§ **TO BE DONE**
Go through the entries below and pick out every line with "more".

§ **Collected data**
____

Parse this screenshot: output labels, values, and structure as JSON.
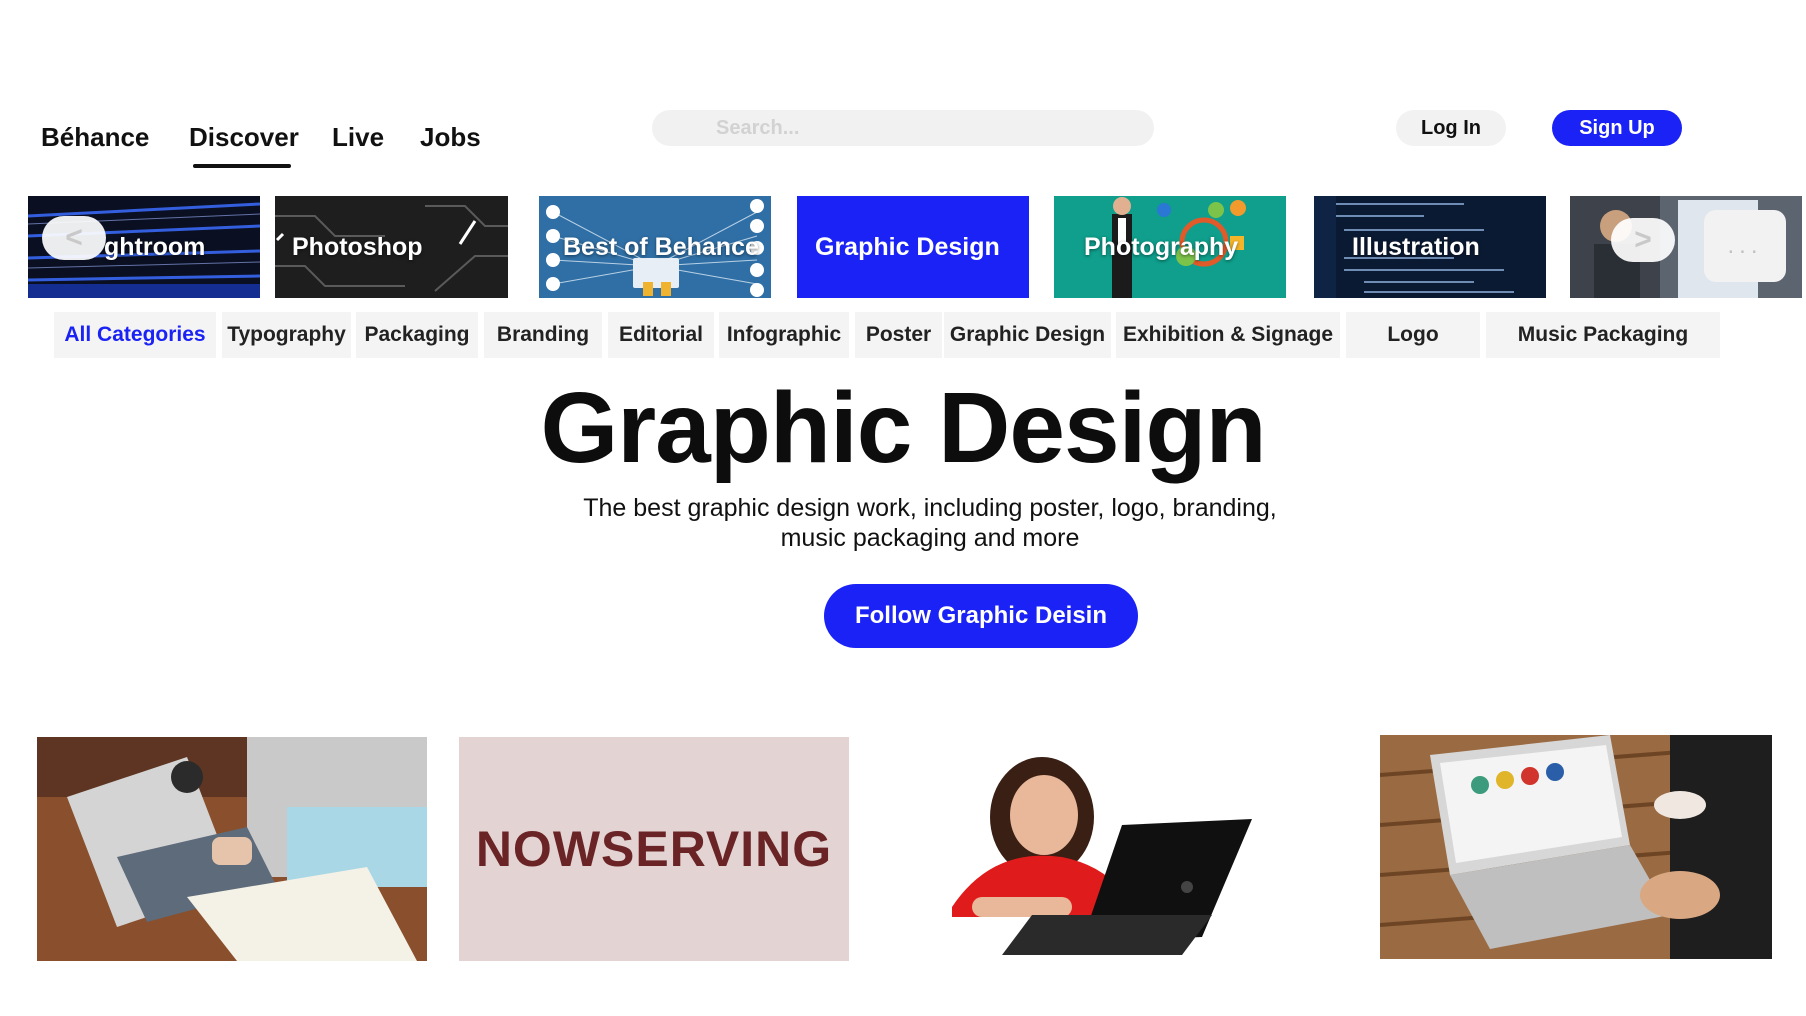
{
  "nav": {
    "brand": "Béhance",
    "links": [
      "Discover",
      "Live",
      "Jobs"
    ]
  },
  "search": {
    "placeholder": "Search..."
  },
  "auth": {
    "login": "Log In",
    "signup": "Sign Up"
  },
  "carousel": {
    "prev": "<",
    "next": ">",
    "more": "...",
    "tiles": [
      "ghtroom",
      "Photoshop",
      "Best of Behance",
      "Graphic Design",
      "Photography",
      "Illustration"
    ]
  },
  "subcategories": {
    "items": [
      "All Categories",
      "Typography",
      "Packaging",
      "Branding",
      "Editorial",
      "Infographic",
      "Poster",
      "Graphic Design",
      "Exhibition & Signage",
      "Logo",
      "Music Packaging"
    ]
  },
  "hero": {
    "title": "Graphic Design",
    "description_line1": "The best graphic design work, including poster, logo, branding,",
    "description_line2": "music packaging and more",
    "follow": "Follow Graphic Deisin"
  },
  "projects": {
    "nowserving": "NOWSERVING"
  },
  "colors": {
    "accent": "#1a22f5",
    "graphic_design_tile": "#1a22f5",
    "photography_tile": "#0f9f8c",
    "best_of_behance_tile": "#2f6fa5",
    "nowserving_bg": "#e3d3d3",
    "nowserving_text": "#6b2426"
  }
}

____

§ **RESULT FOR THIS EXERCISE**
    "more": "...",
    "description_line2": "music packaging and more",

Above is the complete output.